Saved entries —
[BEGIN]
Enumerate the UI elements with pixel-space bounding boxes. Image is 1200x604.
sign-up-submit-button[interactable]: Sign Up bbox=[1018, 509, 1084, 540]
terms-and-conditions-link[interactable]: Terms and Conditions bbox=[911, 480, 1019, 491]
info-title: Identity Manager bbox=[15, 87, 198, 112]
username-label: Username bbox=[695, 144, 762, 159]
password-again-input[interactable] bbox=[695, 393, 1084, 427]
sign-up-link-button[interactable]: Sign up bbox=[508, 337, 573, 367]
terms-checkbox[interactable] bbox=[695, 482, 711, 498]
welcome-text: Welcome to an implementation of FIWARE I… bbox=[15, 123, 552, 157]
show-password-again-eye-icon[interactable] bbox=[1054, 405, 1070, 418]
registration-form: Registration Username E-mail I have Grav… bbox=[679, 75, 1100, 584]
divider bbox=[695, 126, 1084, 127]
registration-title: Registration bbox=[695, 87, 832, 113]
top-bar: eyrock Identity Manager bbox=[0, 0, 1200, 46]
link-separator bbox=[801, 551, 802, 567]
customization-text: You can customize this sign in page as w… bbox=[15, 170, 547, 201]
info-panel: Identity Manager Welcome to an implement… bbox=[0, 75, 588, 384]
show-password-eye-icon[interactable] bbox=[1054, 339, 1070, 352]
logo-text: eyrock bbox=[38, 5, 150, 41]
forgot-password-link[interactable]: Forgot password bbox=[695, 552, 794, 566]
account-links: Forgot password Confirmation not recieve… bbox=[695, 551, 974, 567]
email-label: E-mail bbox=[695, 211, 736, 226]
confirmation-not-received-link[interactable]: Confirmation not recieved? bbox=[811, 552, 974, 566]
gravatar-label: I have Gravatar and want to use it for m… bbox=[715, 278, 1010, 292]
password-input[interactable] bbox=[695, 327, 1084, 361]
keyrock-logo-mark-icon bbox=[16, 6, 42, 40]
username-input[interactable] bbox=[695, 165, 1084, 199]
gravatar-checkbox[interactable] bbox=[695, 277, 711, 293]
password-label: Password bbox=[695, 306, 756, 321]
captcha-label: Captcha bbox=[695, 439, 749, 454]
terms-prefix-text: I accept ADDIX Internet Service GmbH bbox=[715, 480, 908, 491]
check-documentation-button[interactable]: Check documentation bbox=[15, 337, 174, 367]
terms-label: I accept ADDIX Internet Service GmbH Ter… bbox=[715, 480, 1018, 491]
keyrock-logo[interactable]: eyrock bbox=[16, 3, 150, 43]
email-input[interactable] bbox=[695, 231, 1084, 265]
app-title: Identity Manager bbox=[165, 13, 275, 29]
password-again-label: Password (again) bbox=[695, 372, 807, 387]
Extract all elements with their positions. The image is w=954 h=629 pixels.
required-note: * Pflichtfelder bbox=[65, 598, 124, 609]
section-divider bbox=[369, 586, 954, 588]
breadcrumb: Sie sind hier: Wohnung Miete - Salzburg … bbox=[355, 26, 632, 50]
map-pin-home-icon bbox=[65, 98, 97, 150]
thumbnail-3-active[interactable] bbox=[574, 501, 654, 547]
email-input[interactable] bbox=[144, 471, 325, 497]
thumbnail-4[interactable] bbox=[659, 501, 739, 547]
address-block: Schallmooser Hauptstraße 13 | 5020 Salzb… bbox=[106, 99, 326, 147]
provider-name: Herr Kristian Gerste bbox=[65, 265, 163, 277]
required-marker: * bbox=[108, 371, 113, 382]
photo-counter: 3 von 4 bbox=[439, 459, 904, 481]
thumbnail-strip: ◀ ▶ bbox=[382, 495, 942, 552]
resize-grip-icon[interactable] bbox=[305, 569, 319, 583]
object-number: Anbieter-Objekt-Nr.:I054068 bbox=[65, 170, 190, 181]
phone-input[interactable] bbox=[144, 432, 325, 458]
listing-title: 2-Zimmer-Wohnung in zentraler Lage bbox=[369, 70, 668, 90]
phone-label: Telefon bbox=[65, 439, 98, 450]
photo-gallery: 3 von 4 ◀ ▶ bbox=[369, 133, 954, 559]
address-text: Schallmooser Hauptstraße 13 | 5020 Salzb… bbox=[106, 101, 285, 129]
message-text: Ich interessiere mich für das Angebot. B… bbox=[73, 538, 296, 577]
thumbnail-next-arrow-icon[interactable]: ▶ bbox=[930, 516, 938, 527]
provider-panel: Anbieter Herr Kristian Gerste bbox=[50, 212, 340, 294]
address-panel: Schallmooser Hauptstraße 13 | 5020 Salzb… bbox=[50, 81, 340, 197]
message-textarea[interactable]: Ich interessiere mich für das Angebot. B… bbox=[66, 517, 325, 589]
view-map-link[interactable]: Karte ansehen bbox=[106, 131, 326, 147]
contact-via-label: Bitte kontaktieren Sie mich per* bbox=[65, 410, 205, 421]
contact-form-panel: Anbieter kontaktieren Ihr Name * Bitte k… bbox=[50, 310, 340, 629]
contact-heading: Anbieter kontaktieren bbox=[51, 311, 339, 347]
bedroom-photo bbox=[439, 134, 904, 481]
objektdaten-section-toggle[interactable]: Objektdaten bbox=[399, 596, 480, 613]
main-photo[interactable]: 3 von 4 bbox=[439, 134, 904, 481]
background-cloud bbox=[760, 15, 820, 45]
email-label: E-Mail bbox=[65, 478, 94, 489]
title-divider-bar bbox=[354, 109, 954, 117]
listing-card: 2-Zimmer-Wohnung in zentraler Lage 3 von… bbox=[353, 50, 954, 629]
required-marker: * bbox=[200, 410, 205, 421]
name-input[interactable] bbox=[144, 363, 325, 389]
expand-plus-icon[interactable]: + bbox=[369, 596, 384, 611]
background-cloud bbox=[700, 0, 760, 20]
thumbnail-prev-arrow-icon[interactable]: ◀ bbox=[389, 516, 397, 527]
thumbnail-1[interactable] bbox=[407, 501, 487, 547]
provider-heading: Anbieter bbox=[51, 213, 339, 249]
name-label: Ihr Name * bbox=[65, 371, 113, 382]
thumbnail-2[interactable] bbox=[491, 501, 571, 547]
[END]
Challenge — Reproduce every one of the lines in the saved entries above verbatim, without alteration.

Exercise answer —
Enumerate the UI elements with pixel-space bounding boxes. Image is 1200x604.
sign-up-submit-button[interactable]: Sign Up bbox=[1018, 509, 1084, 540]
terms-and-conditions-link[interactable]: Terms and Conditions bbox=[911, 480, 1019, 491]
info-title: Identity Manager bbox=[15, 87, 198, 112]
username-label: Username bbox=[695, 144, 762, 159]
password-again-input[interactable] bbox=[695, 393, 1084, 427]
sign-up-link-button[interactable]: Sign up bbox=[508, 337, 573, 367]
terms-checkbox[interactable] bbox=[695, 482, 711, 498]
welcome-text: Welcome to an implementation of FIWARE I… bbox=[15, 123, 552, 157]
show-password-again-eye-icon[interactable] bbox=[1054, 405, 1070, 418]
registration-form: Registration Username E-mail I have Grav… bbox=[679, 75, 1100, 584]
divider bbox=[695, 126, 1084, 127]
registration-title: Registration bbox=[695, 87, 832, 113]
top-bar: eyrock Identity Manager bbox=[0, 0, 1200, 46]
link-separator bbox=[801, 551, 802, 567]
customization-text: You can customize this sign in page as w… bbox=[15, 170, 547, 201]
info-panel: Identity Manager Welcome to an implement… bbox=[0, 75, 588, 384]
show-password-eye-icon[interactable] bbox=[1054, 339, 1070, 352]
logo-text: eyrock bbox=[38, 5, 150, 41]
forgot-password-link[interactable]: Forgot password bbox=[695, 552, 794, 566]
account-links: Forgot password Confirmation not recieve… bbox=[695, 551, 974, 567]
email-label: E-mail bbox=[695, 211, 736, 226]
confirmation-not-received-link[interactable]: Confirmation not recieved? bbox=[811, 552, 974, 566]
gravatar-label: I have Gravatar and want to use it for m… bbox=[715, 278, 1010, 292]
password-input[interactable] bbox=[695, 327, 1084, 361]
keyrock-logo-mark-icon bbox=[16, 6, 42, 40]
username-input[interactable] bbox=[695, 165, 1084, 199]
gravatar-checkbox[interactable] bbox=[695, 277, 711, 293]
password-label: Password bbox=[695, 306, 756, 321]
captcha-label: Captcha bbox=[695, 439, 749, 454]
terms-prefix-text: I accept ADDIX Internet Service GmbH bbox=[715, 480, 908, 491]
check-documentation-button[interactable]: Check documentation bbox=[15, 337, 174, 367]
terms-label: I accept ADDIX Internet Service GmbH Ter… bbox=[715, 480, 1018, 491]
keyrock-logo[interactable]: eyrock bbox=[16, 3, 150, 43]
email-input[interactable] bbox=[695, 231, 1084, 265]
app-title: Identity Manager bbox=[165, 13, 275, 29]
password-again-label: Password (again) bbox=[695, 372, 807, 387]
Extract all elements with their positions. The image is w=954 h=629 pixels.
required-note: * Pflichtfelder bbox=[65, 598, 124, 609]
section-divider bbox=[369, 586, 954, 588]
breadcrumb: Sie sind hier: Wohnung Miete - Salzburg … bbox=[355, 26, 632, 50]
map-pin-home-icon bbox=[65, 98, 97, 150]
thumbnail-3-active[interactable] bbox=[574, 501, 654, 547]
email-input[interactable] bbox=[144, 471, 325, 497]
thumbnail-4[interactable] bbox=[659, 501, 739, 547]
address-block: Schallmooser Hauptstraße 13 | 5020 Salzb… bbox=[106, 99, 326, 147]
provider-name: Herr Kristian Gerste bbox=[65, 265, 163, 277]
required-marker: * bbox=[108, 371, 113, 382]
photo-counter: 3 von 4 bbox=[439, 459, 904, 481]
thumbnail-strip: ◀ ▶ bbox=[382, 495, 942, 552]
resize-grip-icon[interactable] bbox=[305, 569, 319, 583]
object-number: Anbieter-Objekt-Nr.:I054068 bbox=[65, 170, 190, 181]
phone-input[interactable] bbox=[144, 432, 325, 458]
listing-title: 2-Zimmer-Wohnung in zentraler Lage bbox=[369, 70, 668, 90]
phone-label: Telefon bbox=[65, 439, 98, 450]
photo-gallery: 3 von 4 ◀ ▶ bbox=[369, 133, 954, 559]
address-text: Schallmooser Hauptstraße 13 | 5020 Salzb… bbox=[106, 101, 285, 129]
message-text: Ich interessiere mich für das Angebot. B… bbox=[73, 538, 296, 577]
thumbnail-next-arrow-icon[interactable]: ▶ bbox=[930, 516, 938, 527]
provider-panel: Anbieter Herr Kristian Gerste bbox=[50, 212, 340, 294]
address-panel: Schallmooser Hauptstraße 13 | 5020 Salzb… bbox=[50, 81, 340, 197]
message-textarea[interactable]: Ich interessiere mich für das Angebot. B… bbox=[66, 517, 325, 589]
view-map-link[interactable]: Karte ansehen bbox=[106, 131, 326, 147]
contact-via-label: Bitte kontaktieren Sie mich per* bbox=[65, 410, 205, 421]
contact-form-panel: Anbieter kontaktieren Ihr Name * Bitte k… bbox=[50, 310, 340, 629]
contact-heading: Anbieter kontaktieren bbox=[51, 311, 339, 347]
bedroom-photo bbox=[439, 134, 904, 481]
objektdaten-section-toggle[interactable]: Objektdaten bbox=[399, 596, 480, 613]
main-photo[interactable]: 3 von 4 bbox=[439, 134, 904, 481]
background-cloud bbox=[760, 15, 820, 45]
email-label: E-Mail bbox=[65, 478, 94, 489]
title-divider-bar bbox=[354, 109, 954, 117]
listing-card: 2-Zimmer-Wohnung in zentraler Lage 3 von… bbox=[353, 50, 954, 629]
required-marker: * bbox=[200, 410, 205, 421]
name-input[interactable] bbox=[144, 363, 325, 389]
expand-plus-icon[interactable]: + bbox=[369, 596, 384, 611]
background-cloud bbox=[700, 0, 760, 20]
thumbnail-prev-arrow-icon[interactable]: ◀ bbox=[389, 516, 397, 527]
thumbnail-1[interactable] bbox=[407, 501, 487, 547]
provider-heading: Anbieter bbox=[51, 213, 339, 249]
name-label: Ihr Name * bbox=[65, 371, 113, 382]
thumbnail-2[interactable] bbox=[491, 501, 571, 547]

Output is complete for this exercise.